| TASK TO CARRY OUT |
Restate the data exactly as given and keep the pictures out.

(Stored records)
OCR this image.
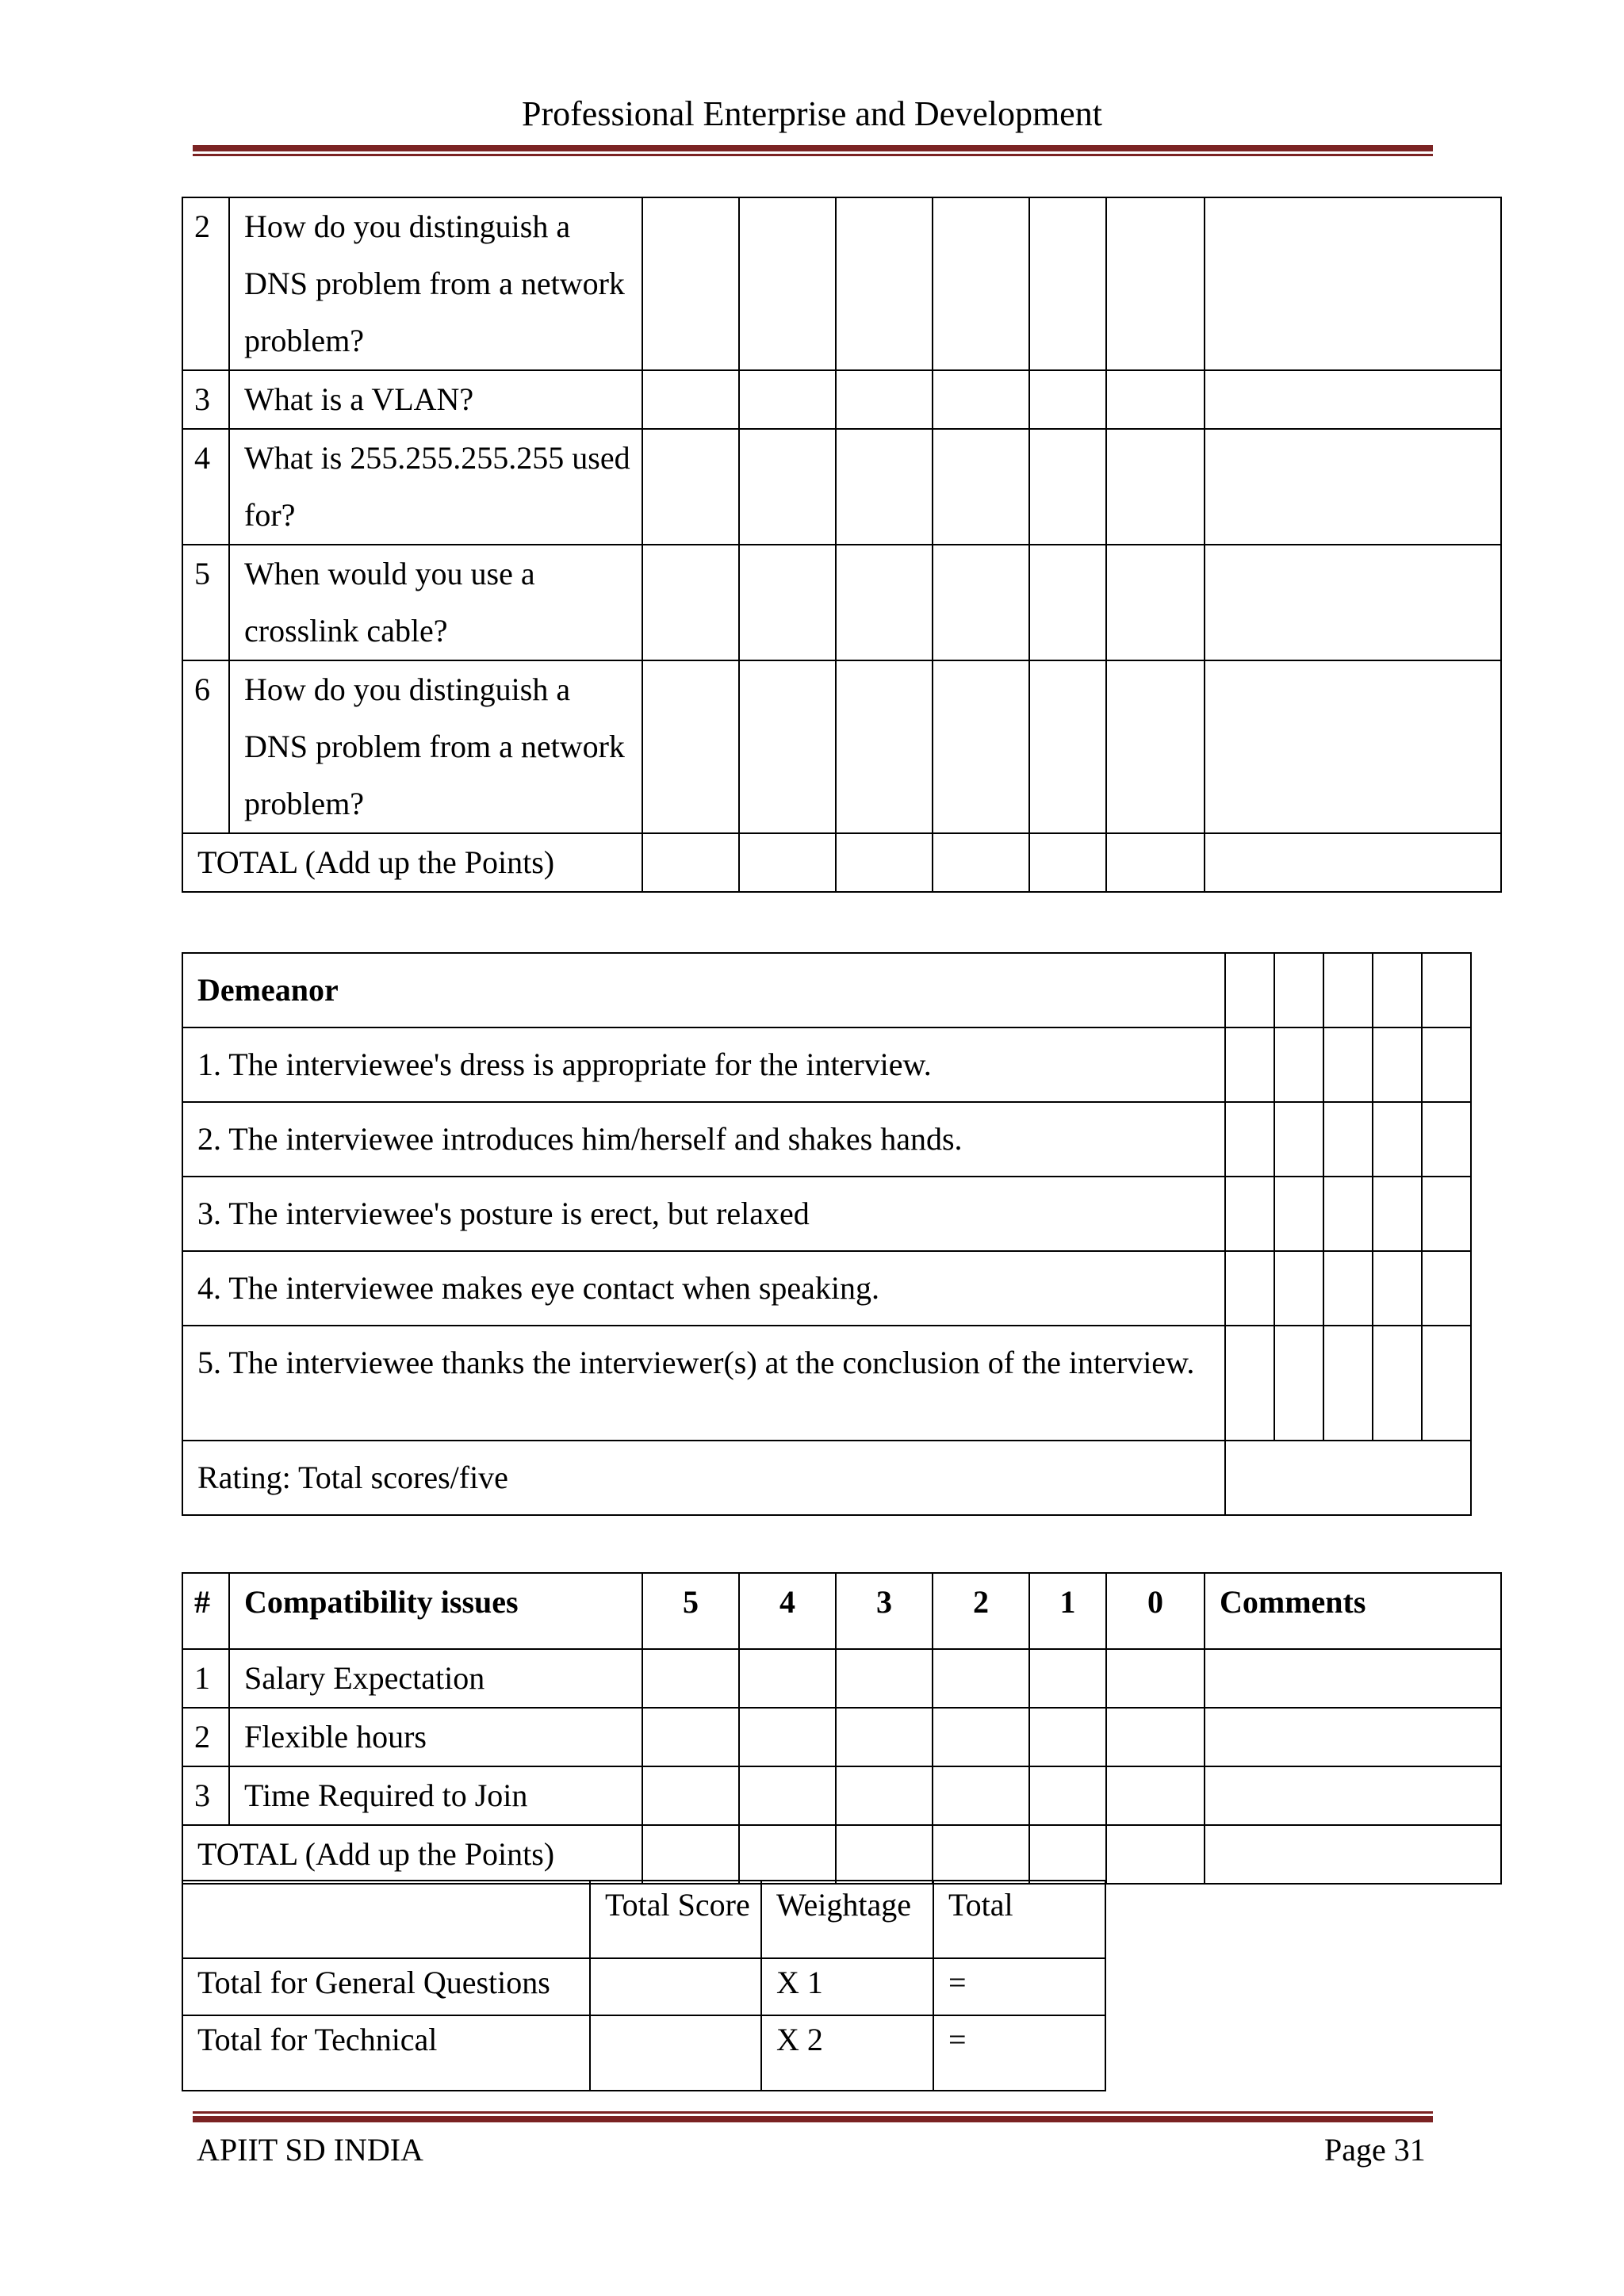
Professional Enterprise and Development
2	How do you distinguish a DNS problem from a network problem?							
3	What is a VLAN?							
4	What is 255.255.255.255 used for?							
5	When would you use a crosslink cable?							
6	How do you distinguish a DNS problem from a network problem?							
TOTAL (Add up the Points)								
Demeanor					
1. The interviewee's dress is appropriate for the interview.					
2. The interviewee introduces him/herself and shakes hands.					
3. The interviewee's posture is erect, but relaxed					
4. The interviewee makes eye contact when speaking.					
5. The interviewee thanks the interviewer(s) at the conclusion of the interview.					
Rating: Total scores/five					
#	Compatibility issues	5	4	3	2	1	0	Comments
1	Salary Expectation							
2	Flexible hours							
3	Time Required to Join							
TOTAL (Add up the Points)								
	Total Score	Weightage	Total
Total for General Questions		X 1	=
Total for Technical		X 2	=
APIIT SD INDIA	Page 31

| FINAL ANSWER |
OCR this image.
Professional Enterprise and Development
2	How do you distinguish a DNS problem from a network problem?							
3	What is a VLAN?							
4	What is 255.255.255.255 used for?							
5	When would you use a crosslink cable?							
6	How do you distinguish a DNS problem from a network problem?							
TOTAL (Add up the Points)								
Demeanor					
1. The interviewee's dress is appropriate for the interview.					
2. The interviewee introduces him/herself and shakes hands.					
3. The interviewee's posture is erect, but relaxed					
4. The interviewee makes eye contact when speaking.					
5. The interviewee thanks the interviewer(s) at the conclusion of the interview.					
Rating: Total scores/five					
#	Compatibility issues	5	4	3	2	1	0	Comments
1	Salary Expectation							
2	Flexible hours							
3	Time Required to Join							
TOTAL (Add up the Points)								
	Total Score	Weightage	Total
Total for General Questions		X 1	=
Total for Technical		X 2	=
APIIT SD INDIA	Page 31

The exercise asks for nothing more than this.